(Data entries for graphics)
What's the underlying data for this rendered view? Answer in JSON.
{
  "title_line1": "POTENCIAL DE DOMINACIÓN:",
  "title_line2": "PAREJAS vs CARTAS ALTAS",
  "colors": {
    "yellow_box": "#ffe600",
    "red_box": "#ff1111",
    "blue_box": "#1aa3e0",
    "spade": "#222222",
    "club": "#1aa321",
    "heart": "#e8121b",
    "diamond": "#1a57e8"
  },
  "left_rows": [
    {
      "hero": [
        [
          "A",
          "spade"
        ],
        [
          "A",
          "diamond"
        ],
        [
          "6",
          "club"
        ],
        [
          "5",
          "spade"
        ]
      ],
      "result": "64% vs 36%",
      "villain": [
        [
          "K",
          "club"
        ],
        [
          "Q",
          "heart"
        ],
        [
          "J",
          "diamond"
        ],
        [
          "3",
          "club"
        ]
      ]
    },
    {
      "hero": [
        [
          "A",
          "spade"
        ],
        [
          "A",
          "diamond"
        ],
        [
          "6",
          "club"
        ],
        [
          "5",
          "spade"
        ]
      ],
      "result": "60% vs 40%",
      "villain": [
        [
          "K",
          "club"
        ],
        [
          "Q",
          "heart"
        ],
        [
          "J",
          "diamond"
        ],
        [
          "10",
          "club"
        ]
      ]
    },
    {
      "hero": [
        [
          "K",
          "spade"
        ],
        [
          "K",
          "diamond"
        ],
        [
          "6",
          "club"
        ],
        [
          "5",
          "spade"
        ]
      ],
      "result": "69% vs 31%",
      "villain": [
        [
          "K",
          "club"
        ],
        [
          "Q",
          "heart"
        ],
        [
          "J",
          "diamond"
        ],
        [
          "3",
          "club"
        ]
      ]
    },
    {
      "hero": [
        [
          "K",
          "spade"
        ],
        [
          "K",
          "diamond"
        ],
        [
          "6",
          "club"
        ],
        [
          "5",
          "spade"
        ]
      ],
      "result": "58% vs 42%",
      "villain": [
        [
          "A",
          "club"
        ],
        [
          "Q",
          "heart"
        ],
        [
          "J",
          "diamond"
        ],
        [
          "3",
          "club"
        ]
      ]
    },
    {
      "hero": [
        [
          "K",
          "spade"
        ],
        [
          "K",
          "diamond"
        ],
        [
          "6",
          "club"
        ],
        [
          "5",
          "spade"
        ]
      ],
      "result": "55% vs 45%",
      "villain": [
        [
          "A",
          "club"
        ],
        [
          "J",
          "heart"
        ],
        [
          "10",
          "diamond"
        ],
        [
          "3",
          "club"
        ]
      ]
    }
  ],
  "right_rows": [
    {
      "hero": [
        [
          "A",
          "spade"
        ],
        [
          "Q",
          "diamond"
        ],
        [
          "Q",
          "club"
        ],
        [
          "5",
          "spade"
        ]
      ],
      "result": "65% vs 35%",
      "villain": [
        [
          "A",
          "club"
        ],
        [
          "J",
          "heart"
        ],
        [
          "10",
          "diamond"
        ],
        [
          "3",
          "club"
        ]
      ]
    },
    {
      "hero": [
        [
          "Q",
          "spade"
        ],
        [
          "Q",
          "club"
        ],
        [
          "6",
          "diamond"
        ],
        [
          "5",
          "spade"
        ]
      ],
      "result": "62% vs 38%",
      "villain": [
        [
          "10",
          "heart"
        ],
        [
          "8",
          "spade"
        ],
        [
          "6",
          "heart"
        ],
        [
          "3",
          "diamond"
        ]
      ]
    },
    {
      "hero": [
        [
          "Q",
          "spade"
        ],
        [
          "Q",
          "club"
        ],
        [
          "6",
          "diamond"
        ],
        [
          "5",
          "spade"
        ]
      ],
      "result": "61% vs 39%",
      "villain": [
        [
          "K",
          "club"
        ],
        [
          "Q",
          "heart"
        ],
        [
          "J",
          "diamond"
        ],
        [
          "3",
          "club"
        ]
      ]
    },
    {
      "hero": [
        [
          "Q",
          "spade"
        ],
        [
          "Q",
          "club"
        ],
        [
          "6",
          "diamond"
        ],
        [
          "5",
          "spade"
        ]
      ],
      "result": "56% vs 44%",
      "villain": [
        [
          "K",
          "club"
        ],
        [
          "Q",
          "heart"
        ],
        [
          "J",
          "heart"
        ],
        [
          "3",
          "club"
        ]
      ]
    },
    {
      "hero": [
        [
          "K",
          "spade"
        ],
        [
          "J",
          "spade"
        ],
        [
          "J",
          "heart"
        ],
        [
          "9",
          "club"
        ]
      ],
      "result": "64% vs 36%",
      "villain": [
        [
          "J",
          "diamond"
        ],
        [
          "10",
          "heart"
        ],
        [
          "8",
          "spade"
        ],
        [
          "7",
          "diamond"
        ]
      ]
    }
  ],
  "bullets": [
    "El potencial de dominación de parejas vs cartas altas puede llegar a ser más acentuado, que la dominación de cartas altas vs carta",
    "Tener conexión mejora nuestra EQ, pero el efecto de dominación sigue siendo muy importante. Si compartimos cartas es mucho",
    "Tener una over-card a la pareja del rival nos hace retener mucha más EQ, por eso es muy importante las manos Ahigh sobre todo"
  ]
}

**What is being asked**
Write down every line of the data exactly as it appears above.

**Full output**
What's the underlying data for this rendered view? Answer in JSON.
{
  "title_line1": "POTENCIAL DE DOMINACIÓN:",
  "title_line2": "PAREJAS vs CARTAS ALTAS",
  "colors": {
    "yellow_box": "#ffe600",
    "red_box": "#ff1111",
    "blue_box": "#1aa3e0",
    "spade": "#222222",
    "club": "#1aa321",
    "heart": "#e8121b",
    "diamond": "#1a57e8"
  },
  "left_rows": [
    {
      "hero": [
        [
          "A",
          "spade"
        ],
        [
          "A",
          "diamond"
        ],
        [
          "6",
          "club"
        ],
        [
          "5",
          "spade"
        ]
      ],
      "result": "64% vs 36%",
      "villain": [
        [
          "K",
          "club"
        ],
        [
          "Q",
          "heart"
        ],
        [
          "J",
          "diamond"
        ],
        [
          "3",
          "club"
        ]
      ]
    },
    {
      "hero": [
        [
          "A",
          "spade"
        ],
        [
          "A",
          "diamond"
        ],
        [
          "6",
          "club"
        ],
        [
          "5",
          "spade"
        ]
      ],
      "result": "60% vs 40%",
      "villain": [
        [
          "K",
          "club"
        ],
        [
          "Q",
          "heart"
        ],
        [
          "J",
          "diamond"
        ],
        [
          "10",
          "club"
        ]
      ]
    },
    {
      "hero": [
        [
          "K",
          "spade"
        ],
        [
          "K",
          "diamond"
        ],
        [
          "6",
          "club"
        ],
        [
          "5",
          "spade"
        ]
      ],
      "result": "69% vs 31%",
      "villain": [
        [
          "K",
          "club"
        ],
        [
          "Q",
          "heart"
        ],
        [
          "J",
          "diamond"
        ],
        [
          "3",
          "club"
        ]
      ]
    },
    {
      "hero": [
        [
          "K",
          "spade"
        ],
        [
          "K",
          "diamond"
        ],
        [
          "6",
          "club"
        ],
        [
          "5",
          "spade"
        ]
      ],
      "result": "58% vs 42%",
      "villain": [
        [
          "A",
          "club"
        ],
        [
          "Q",
          "heart"
        ],
        [
          "J",
          "diamond"
        ],
        [
          "3",
          "club"
        ]
      ]
    },
    {
      "hero": [
        [
          "K",
          "spade"
        ],
        [
          "K",
          "diamond"
        ],
        [
          "6",
          "club"
        ],
        [
          "5",
          "spade"
        ]
      ],
      "result": "55% vs 45%",
      "villain": [
        [
          "A",
          "club"
        ],
        [
          "J",
          "heart"
        ],
        [
          "10",
          "diamond"
        ],
        [
          "3",
          "club"
        ]
      ]
    }
  ],
  "right_rows": [
    {
      "hero": [
        [
          "A",
          "spade"
        ],
        [
          "Q",
          "diamond"
        ],
        [
          "Q",
          "club"
        ],
        [
          "5",
          "spade"
        ]
      ],
      "result": "65% vs 35%",
      "villain": [
        [
          "A",
          "club"
        ],
        [
          "J",
          "heart"
        ],
        [
          "10",
          "diamond"
        ],
        [
          "3",
          "club"
        ]
      ]
    },
    {
      "hero": [
        [
          "Q",
          "spade"
        ],
        [
          "Q",
          "club"
        ],
        [
          "6",
          "diamond"
        ],
        [
          "5",
          "spade"
        ]
      ],
      "result": "62% vs 38%",
      "villain": [
        [
          "10",
          "heart"
        ],
        [
          "8",
          "spade"
        ],
        [
          "6",
          "heart"
        ],
        [
          "3",
          "diamond"
        ]
      ]
    },
    {
      "hero": [
        [
          "Q",
          "spade"
        ],
        [
          "Q",
          "club"
        ],
        [
          "6",
          "diamond"
        ],
        [
          "5",
          "spade"
        ]
      ],
      "result": "61% vs 39%",
      "villain": [
        [
          "K",
          "club"
        ],
        [
          "Q",
          "heart"
        ],
        [
          "J",
          "diamond"
        ],
        [
          "3",
          "club"
        ]
      ]
    },
    {
      "hero": [
        [
          "Q",
          "spade"
        ],
        [
          "Q",
          "club"
        ],
        [
          "6",
          "diamond"
        ],
        [
          "5",
          "spade"
        ]
      ],
      "result": "56% vs 44%",
      "villain": [
        [
          "K",
          "club"
        ],
        [
          "Q",
          "heart"
        ],
        [
          "J",
          "heart"
        ],
        [
          "3",
          "club"
        ]
      ]
    },
    {
      "hero": [
        [
          "K",
          "spade"
        ],
        [
          "J",
          "spade"
        ],
        [
          "J",
          "heart"
        ],
        [
          "9",
          "club"
        ]
      ],
      "result": "64% vs 36%",
      "villain": [
        [
          "J",
          "diamond"
        ],
        [
          "10",
          "heart"
        ],
        [
          "8",
          "spade"
        ],
        [
          "7",
          "diamond"
        ]
      ]
    }
  ],
  "bullets": [
    "El potencial de dominación de parejas vs cartas altas puede llegar a ser más acentuado, que la dominación de cartas altas vs carta",
    "Tener conexión mejora nuestra EQ, pero el efecto de dominación sigue siendo muy importante. Si compartimos cartas es mucho",
    "Tener una over-card a la pareja del rival nos hace retener mucha más EQ, por eso es muy importante las manos Ahigh sobre todo"
  ]
}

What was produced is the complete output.